Problem requirements
Report how many lines in the listing below include the word "harsh". Write nothing besides the number.

################

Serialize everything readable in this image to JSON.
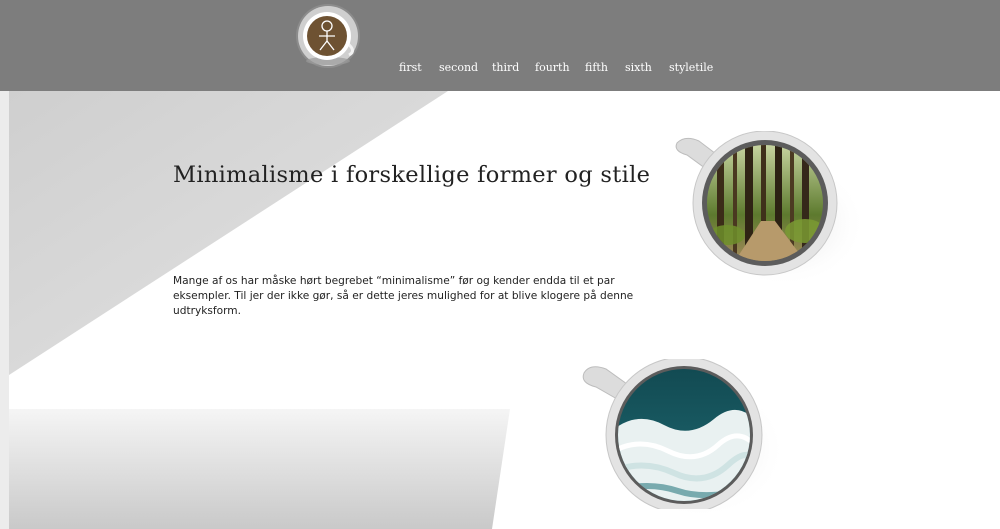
{
  "header": {
    "logo_icon": "cup-logo-icon",
    "nav": [
      "first",
      "second",
      "third",
      "fourth",
      "fifth",
      "sixth",
      "styletile"
    ]
  },
  "hero": {
    "title": "Minimalisme i forskellige former og stile",
    "intro": "Mange af os har måske hørt begrebet “minimalisme” før og kender endda til et par eksempler. Til jer der ikke gør, så er dette jeres mulighed for at blive klogere på denne udtryksform.",
    "images": [
      "forest-cup-image",
      "ocean-cup-image"
    ]
  },
  "colors": {
    "header_bg": "#7d7d7d",
    "nav_text": "#ffffff",
    "logo_brown": "#6e5232"
  }
}
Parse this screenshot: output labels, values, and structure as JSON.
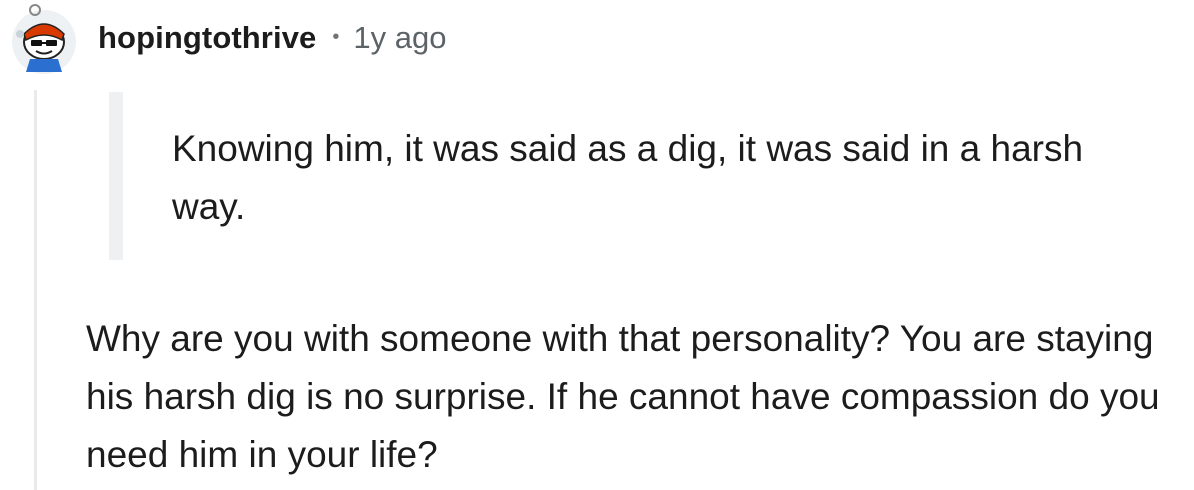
{
  "comment": {
    "username": "hopingtothrive",
    "separator": "•",
    "timestamp": "1y ago",
    "avatar_icon": "snoo-avatar-icon",
    "quote": "Knowing him, it was said as a dig, it was said in a harsh way.",
    "body": "Why are you with someone with that personality? You are staying his harsh dig is no surprise. If he cannot have compassion do you need him in your life?"
  },
  "colors": {
    "text": "#1c1c1c",
    "meta": "#5c6367",
    "thread_line": "#e8eaeb",
    "quote_bar": "#eef0f1",
    "avatar_accent": "#d93a00"
  }
}
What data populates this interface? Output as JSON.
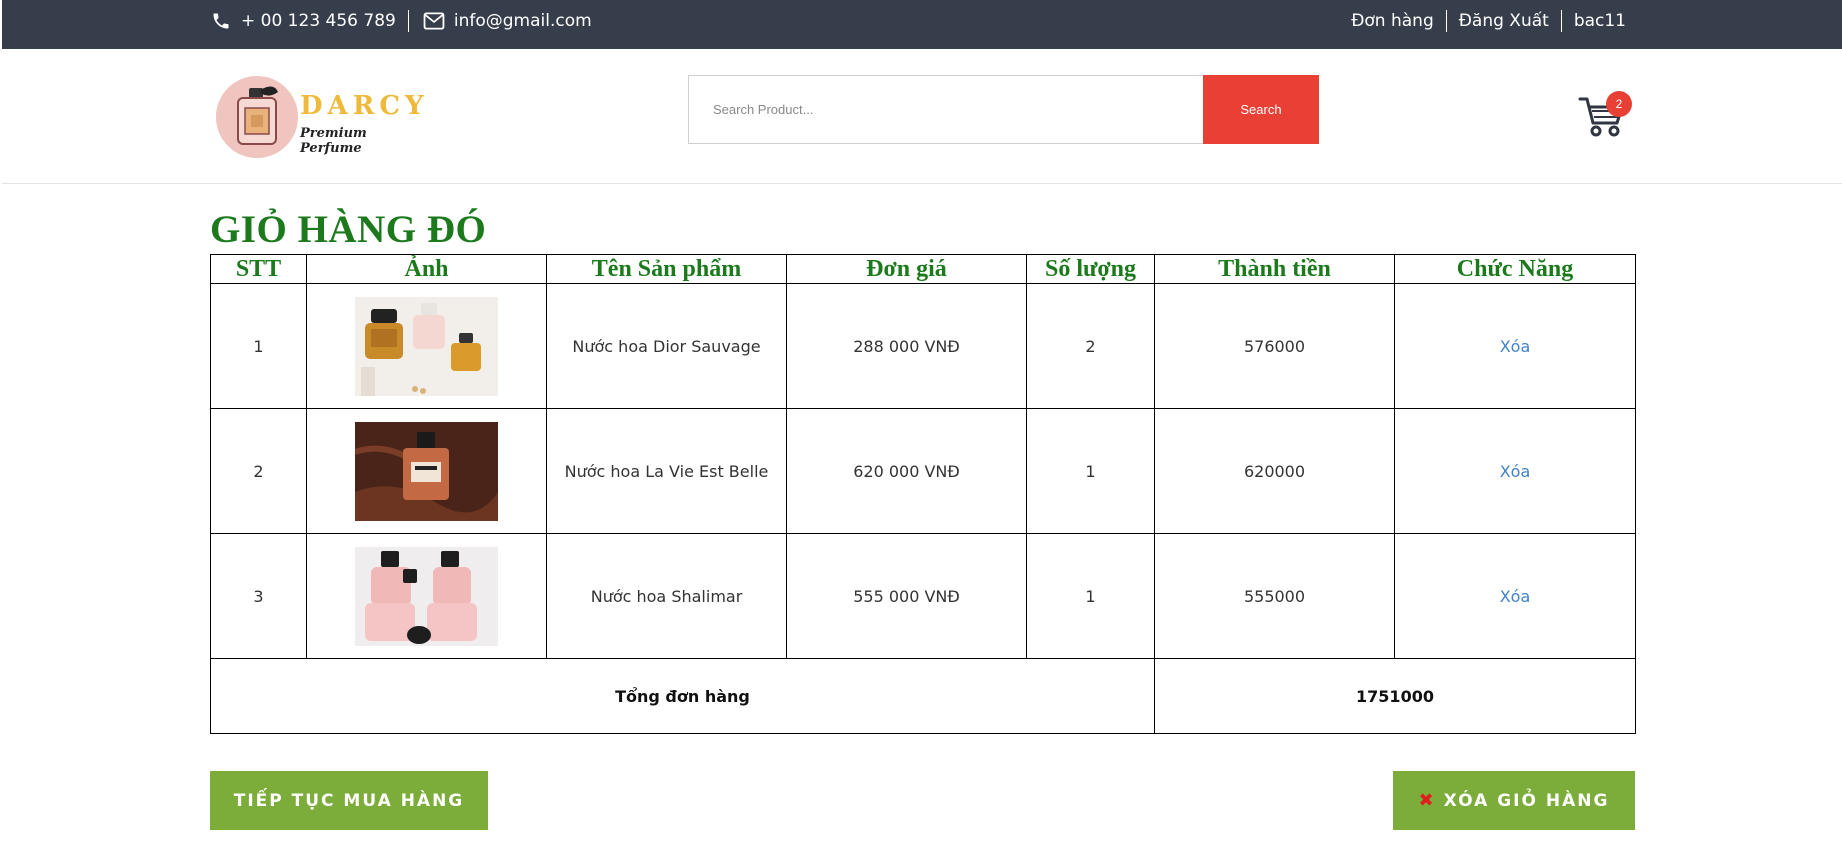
{
  "topbar": {
    "phone": "+ 00 123 456 789",
    "email": "info@gmail.com",
    "links": [
      "Đơn hàng",
      "Đăng Xuất",
      "bac11"
    ]
  },
  "header": {
    "brand": "DARCY",
    "tagline": "Premium Perfume",
    "search": {
      "placeholder": "Search Product...",
      "button": "Search"
    },
    "cart_count": "2"
  },
  "main": {
    "title": "GIỎ HÀNG ĐÓ",
    "columns": [
      "STT",
      "Ảnh",
      "Tên Sản phẩm",
      "Đơn giá",
      "Số lượng",
      "Thành tiền",
      "Chức Năng"
    ],
    "rows": [
      {
        "stt": "1",
        "name": "Nước hoa Dior Sauvage",
        "price": "288 000 VNĐ",
        "qty": "2",
        "subtotal": "576000",
        "action": "Xóa"
      },
      {
        "stt": "2",
        "name": "Nước hoa La Vie Est Belle",
        "price": "620 000 VNĐ",
        "qty": "1",
        "subtotal": "620000",
        "action": "Xóa"
      },
      {
        "stt": "3",
        "name": "Nước hoa Shalimar",
        "price": "555 000 VNĐ",
        "qty": "1",
        "subtotal": "555000",
        "action": "Xóa"
      }
    ],
    "total_label": "Tổng đơn hàng",
    "total_value": "1751000"
  },
  "actions": {
    "continue": "TIẾP TỤC MUA HÀNG",
    "clear": "XÓA GIỎ HÀNG"
  },
  "colors": {
    "topbar_bg": "#363e4c",
    "search_button": "#e94036",
    "title_green": "#1c7a1c",
    "action_button": "#7cad3a",
    "link_blue": "#3f82c8"
  },
  "icons": [
    "phone-icon",
    "envelope-icon",
    "cart-icon"
  ]
}
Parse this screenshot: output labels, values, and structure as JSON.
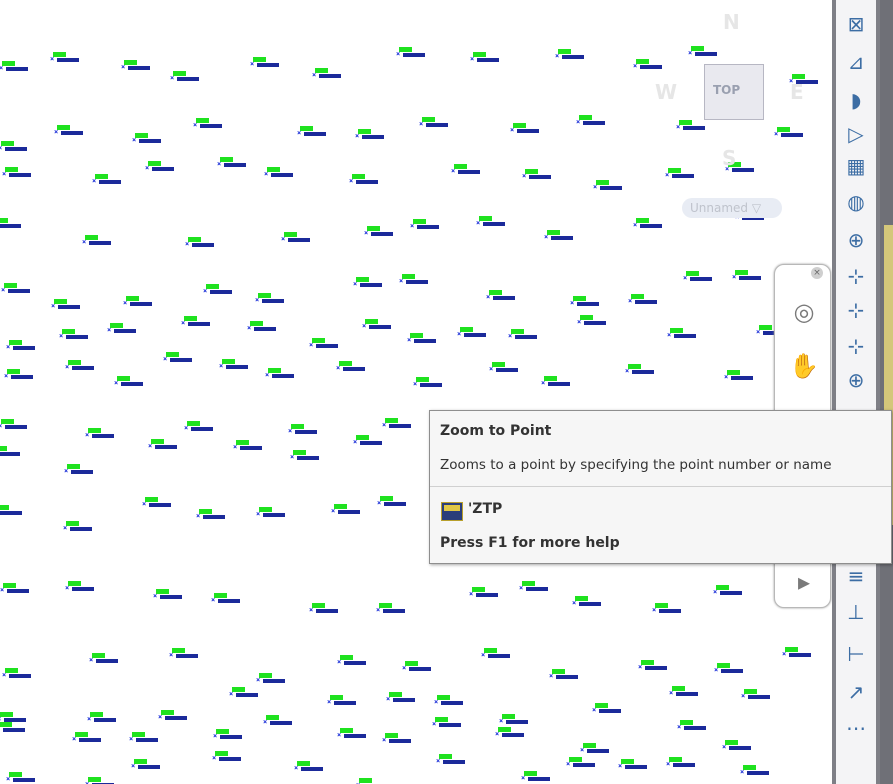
{
  "viewcube": {
    "north": "N",
    "south": "S",
    "east": "E",
    "west": "W",
    "top_face": "TOP",
    "ucs_menu": "Unnamed ▽"
  },
  "tooltip": {
    "title": "Zoom to Point",
    "description": "Zooms to a point by specifying the point number or name",
    "command": "'ZTP",
    "help": "Press F1 for more help"
  },
  "navbar": {
    "close_glyph": "×",
    "steering_wheel_icon": "steering-wheel",
    "pan_icon": "hand",
    "zoom_icon": "magnifier"
  },
  "ribbon": {
    "icons": [
      "line-icon",
      "polyline-icon",
      "arc-icon",
      "angle-icon",
      "table-icon",
      "globe-icon",
      "grid-icon",
      "point-icon",
      "point-number-icon",
      "point-name-icon",
      "zoom-to-point-icon",
      "dimension-icon",
      "dimension-step-icon",
      "dimension-offset-icon",
      "aligned-dim-icon",
      "leader-icon",
      "quick-dim-icon"
    ]
  },
  "colors": {
    "point_label": "#1fe21f",
    "point_marker": "#1a2fd8",
    "ribbon_bg": "#7e7f86"
  }
}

################

Expected answer
2